Listed entries:
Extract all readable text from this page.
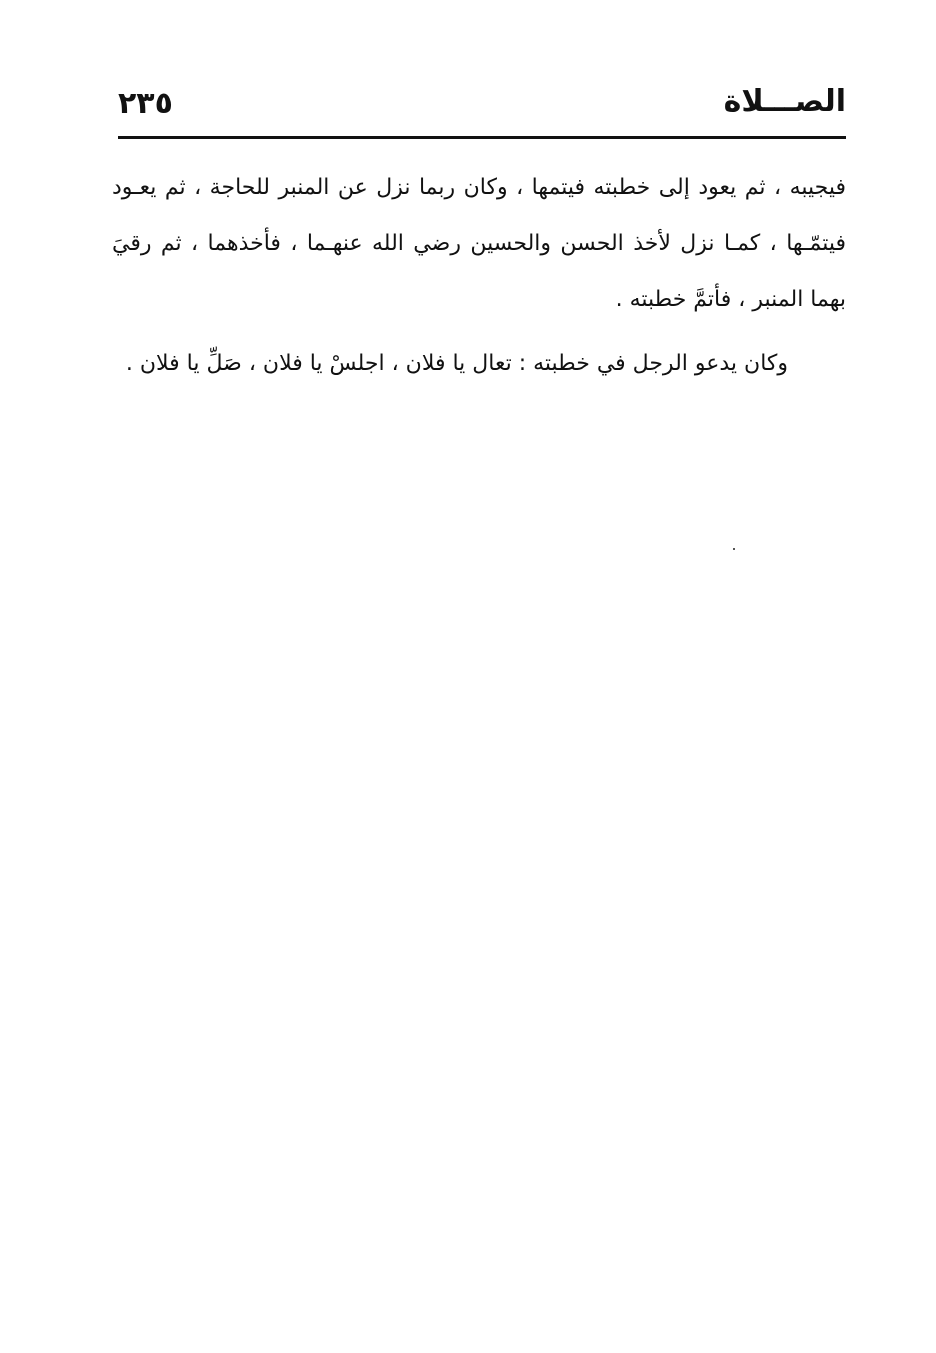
الصـــلاة
٢٣٥

فيجيبه ، ثم يعود إلى خطبته فيتمها ، وكان ربما نزل عن المنبر للحاجة ، ثم يعـود فيتمّـها ، كمـا نزل لأخذ الحسن والحسين رضي الله عنهـما ، فأخذهما ، ثم رقيَ بهما المنبر ، فأتمَّ خطبته .

وكان يدعو الرجل في خطبته : تعال يا فلان ، اجلسْ يا فلان ، صَلِّ يا فلان .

Required work: Transcribe the records above exactly, leaving out every picture.

Task solution:
Extract all readable text from this page.
الصـــلاة
٢٣٥

فيجيبه ، ثم يعود إلى خطبته فيتمها ، وكان ربما نزل عن المنبر للحاجة ، ثم يعـود فيتمّـها ، كمـا نزل لأخذ الحسن والحسين رضي الله عنهـما ، فأخذهما ، ثم رقيَ بهما المنبر ، فأتمَّ خطبته .

وكان يدعو الرجل في خطبته : تعال يا فلان ، اجلسْ يا فلان ، صَلِّ يا فلان .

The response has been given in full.